What is expected
Locate each line of the material that contains "document", then return it.

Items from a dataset
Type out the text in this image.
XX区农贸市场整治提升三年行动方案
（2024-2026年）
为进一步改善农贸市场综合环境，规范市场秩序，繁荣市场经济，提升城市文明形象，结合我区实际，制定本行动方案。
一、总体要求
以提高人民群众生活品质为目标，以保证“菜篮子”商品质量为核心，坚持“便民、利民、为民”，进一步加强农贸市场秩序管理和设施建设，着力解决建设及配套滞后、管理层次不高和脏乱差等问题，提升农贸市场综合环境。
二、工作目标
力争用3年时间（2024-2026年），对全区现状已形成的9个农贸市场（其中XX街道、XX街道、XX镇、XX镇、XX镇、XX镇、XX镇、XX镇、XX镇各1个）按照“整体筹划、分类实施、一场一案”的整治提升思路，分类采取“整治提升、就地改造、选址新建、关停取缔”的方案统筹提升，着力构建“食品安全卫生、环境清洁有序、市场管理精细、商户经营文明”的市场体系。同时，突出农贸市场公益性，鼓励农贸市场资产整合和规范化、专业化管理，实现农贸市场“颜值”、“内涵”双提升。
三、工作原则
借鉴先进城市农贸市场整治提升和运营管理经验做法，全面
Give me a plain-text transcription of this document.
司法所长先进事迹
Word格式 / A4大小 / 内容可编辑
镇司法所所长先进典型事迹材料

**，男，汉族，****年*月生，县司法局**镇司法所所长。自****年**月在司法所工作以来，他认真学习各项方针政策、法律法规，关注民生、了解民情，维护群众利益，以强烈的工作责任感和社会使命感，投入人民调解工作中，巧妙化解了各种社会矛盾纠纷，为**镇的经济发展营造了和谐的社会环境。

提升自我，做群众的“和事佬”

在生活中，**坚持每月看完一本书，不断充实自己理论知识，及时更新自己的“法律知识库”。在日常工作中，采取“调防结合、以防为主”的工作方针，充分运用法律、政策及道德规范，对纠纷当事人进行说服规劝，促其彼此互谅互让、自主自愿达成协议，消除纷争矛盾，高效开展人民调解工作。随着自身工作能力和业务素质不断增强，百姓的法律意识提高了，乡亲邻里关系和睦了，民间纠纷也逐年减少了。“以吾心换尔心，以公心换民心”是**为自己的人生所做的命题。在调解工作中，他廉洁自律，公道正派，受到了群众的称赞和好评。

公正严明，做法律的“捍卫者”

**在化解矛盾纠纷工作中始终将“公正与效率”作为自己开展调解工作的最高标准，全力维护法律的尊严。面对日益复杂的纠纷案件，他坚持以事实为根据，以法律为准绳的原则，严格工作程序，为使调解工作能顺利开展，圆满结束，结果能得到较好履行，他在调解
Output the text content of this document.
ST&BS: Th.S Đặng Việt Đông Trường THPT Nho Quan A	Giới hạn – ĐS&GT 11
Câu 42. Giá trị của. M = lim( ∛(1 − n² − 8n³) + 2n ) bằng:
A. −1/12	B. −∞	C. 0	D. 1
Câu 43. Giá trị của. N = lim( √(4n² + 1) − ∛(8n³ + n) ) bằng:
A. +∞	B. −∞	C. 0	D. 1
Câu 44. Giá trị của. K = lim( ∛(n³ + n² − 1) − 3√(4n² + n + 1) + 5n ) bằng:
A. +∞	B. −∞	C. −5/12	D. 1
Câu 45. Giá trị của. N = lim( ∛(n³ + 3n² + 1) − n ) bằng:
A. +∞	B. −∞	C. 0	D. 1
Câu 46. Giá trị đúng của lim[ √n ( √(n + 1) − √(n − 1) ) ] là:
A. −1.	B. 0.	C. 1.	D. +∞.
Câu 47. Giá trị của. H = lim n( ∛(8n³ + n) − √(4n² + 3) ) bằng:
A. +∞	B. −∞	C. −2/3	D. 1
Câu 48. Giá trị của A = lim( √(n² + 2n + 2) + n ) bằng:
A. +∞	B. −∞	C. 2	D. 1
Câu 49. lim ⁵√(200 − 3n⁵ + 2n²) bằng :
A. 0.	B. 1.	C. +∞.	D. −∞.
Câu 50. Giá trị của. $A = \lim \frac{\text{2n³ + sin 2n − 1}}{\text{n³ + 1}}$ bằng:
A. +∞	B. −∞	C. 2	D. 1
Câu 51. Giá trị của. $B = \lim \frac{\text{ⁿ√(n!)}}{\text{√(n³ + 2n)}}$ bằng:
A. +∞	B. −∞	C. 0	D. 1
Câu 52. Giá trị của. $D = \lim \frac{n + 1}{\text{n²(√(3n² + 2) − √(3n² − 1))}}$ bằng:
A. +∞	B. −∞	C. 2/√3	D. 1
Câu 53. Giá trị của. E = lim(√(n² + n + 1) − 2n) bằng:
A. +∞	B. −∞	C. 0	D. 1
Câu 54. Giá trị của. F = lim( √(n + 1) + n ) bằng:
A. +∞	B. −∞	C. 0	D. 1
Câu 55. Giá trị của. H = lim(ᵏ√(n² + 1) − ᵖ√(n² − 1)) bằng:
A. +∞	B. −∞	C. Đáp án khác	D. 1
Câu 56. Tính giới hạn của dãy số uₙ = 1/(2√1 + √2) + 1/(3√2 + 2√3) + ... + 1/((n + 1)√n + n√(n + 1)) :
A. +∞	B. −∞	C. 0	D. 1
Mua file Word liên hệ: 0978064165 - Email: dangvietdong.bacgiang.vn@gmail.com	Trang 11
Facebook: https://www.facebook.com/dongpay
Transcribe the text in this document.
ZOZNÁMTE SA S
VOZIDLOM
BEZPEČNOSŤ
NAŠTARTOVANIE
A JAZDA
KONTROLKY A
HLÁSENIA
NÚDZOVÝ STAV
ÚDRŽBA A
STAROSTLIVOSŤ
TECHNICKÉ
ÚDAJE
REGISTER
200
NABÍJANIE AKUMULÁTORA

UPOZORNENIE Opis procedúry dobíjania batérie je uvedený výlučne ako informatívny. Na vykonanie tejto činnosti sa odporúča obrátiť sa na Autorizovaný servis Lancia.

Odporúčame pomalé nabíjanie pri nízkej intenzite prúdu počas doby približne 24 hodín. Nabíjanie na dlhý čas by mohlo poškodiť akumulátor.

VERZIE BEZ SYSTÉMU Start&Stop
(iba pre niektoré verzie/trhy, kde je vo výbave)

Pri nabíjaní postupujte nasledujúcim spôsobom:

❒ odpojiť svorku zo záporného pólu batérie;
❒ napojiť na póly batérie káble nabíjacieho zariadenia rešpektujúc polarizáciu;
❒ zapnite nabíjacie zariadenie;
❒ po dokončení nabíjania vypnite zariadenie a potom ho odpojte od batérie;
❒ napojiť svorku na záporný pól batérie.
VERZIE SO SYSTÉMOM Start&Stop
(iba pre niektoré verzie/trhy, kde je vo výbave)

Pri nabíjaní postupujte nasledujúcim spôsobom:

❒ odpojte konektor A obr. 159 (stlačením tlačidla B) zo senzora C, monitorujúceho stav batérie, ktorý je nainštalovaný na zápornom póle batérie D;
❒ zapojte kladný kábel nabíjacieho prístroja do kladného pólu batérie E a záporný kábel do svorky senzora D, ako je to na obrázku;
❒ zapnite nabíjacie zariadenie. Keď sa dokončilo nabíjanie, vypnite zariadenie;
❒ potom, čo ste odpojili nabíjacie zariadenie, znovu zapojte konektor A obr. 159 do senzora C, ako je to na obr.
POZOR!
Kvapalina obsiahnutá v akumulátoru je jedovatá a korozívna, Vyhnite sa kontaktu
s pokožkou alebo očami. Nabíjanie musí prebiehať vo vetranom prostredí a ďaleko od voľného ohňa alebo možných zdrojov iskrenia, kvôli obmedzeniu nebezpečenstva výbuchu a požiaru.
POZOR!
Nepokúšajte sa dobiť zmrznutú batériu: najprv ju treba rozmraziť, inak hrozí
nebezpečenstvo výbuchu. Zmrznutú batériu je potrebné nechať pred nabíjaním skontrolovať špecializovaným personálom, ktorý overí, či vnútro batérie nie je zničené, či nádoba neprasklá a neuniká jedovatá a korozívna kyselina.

Final result
Give me a plain-text transcription of this document.
Output the text content of this document.
Transcribe the text in this document.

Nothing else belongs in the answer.